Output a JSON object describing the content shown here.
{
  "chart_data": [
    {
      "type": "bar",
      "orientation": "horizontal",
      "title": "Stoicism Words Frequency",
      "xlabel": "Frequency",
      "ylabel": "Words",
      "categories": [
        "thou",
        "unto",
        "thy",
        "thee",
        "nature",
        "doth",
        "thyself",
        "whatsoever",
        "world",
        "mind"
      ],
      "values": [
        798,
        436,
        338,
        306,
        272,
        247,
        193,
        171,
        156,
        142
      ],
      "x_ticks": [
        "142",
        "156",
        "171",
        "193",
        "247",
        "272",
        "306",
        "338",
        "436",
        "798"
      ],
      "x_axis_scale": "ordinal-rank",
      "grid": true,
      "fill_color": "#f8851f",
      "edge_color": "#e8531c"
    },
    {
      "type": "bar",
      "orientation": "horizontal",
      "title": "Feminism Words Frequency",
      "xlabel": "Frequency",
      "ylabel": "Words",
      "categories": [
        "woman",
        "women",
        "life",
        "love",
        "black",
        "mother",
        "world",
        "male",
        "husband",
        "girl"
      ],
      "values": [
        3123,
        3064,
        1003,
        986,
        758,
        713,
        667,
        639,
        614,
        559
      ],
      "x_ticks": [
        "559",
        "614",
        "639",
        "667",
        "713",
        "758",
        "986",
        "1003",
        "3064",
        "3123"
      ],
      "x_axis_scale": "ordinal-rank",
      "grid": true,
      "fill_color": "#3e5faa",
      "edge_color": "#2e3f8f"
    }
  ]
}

################

**WHAT IS EXPECTED:** Write out the whole listing again. Match it word for word.

**THE SOLUTION:**
Output a JSON object describing the content shown here.
{
  "chart_data": [
    {
      "type": "bar",
      "orientation": "horizontal",
      "title": "Stoicism Words Frequency",
      "xlabel": "Frequency",
      "ylabel": "Words",
      "categories": [
        "thou",
        "unto",
        "thy",
        "thee",
        "nature",
        "doth",
        "thyself",
        "whatsoever",
        "world",
        "mind"
      ],
      "values": [
        798,
        436,
        338,
        306,
        272,
        247,
        193,
        171,
        156,
        142
      ],
      "x_ticks": [
        "142",
        "156",
        "171",
        "193",
        "247",
        "272",
        "306",
        "338",
        "436",
        "798"
      ],
      "x_axis_scale": "ordinal-rank",
      "grid": true,
      "fill_color": "#f8851f",
      "edge_color": "#e8531c"
    },
    {
      "type": "bar",
      "orientation": "horizontal",
      "title": "Feminism Words Frequency",
      "xlabel": "Frequency",
      "ylabel": "Words",
      "categories": [
        "woman",
        "women",
        "life",
        "love",
        "black",
        "mother",
        "world",
        "male",
        "husband",
        "girl"
      ],
      "values": [
        3123,
        3064,
        1003,
        986,
        758,
        713,
        667,
        639,
        614,
        559
      ],
      "x_ticks": [
        "559",
        "614",
        "639",
        "667",
        "713",
        "758",
        "986",
        "1003",
        "3064",
        "3123"
      ],
      "x_axis_scale": "ordinal-rank",
      "grid": true,
      "fill_color": "#3e5faa",
      "edge_color": "#2e3f8f"
    }
  ]
}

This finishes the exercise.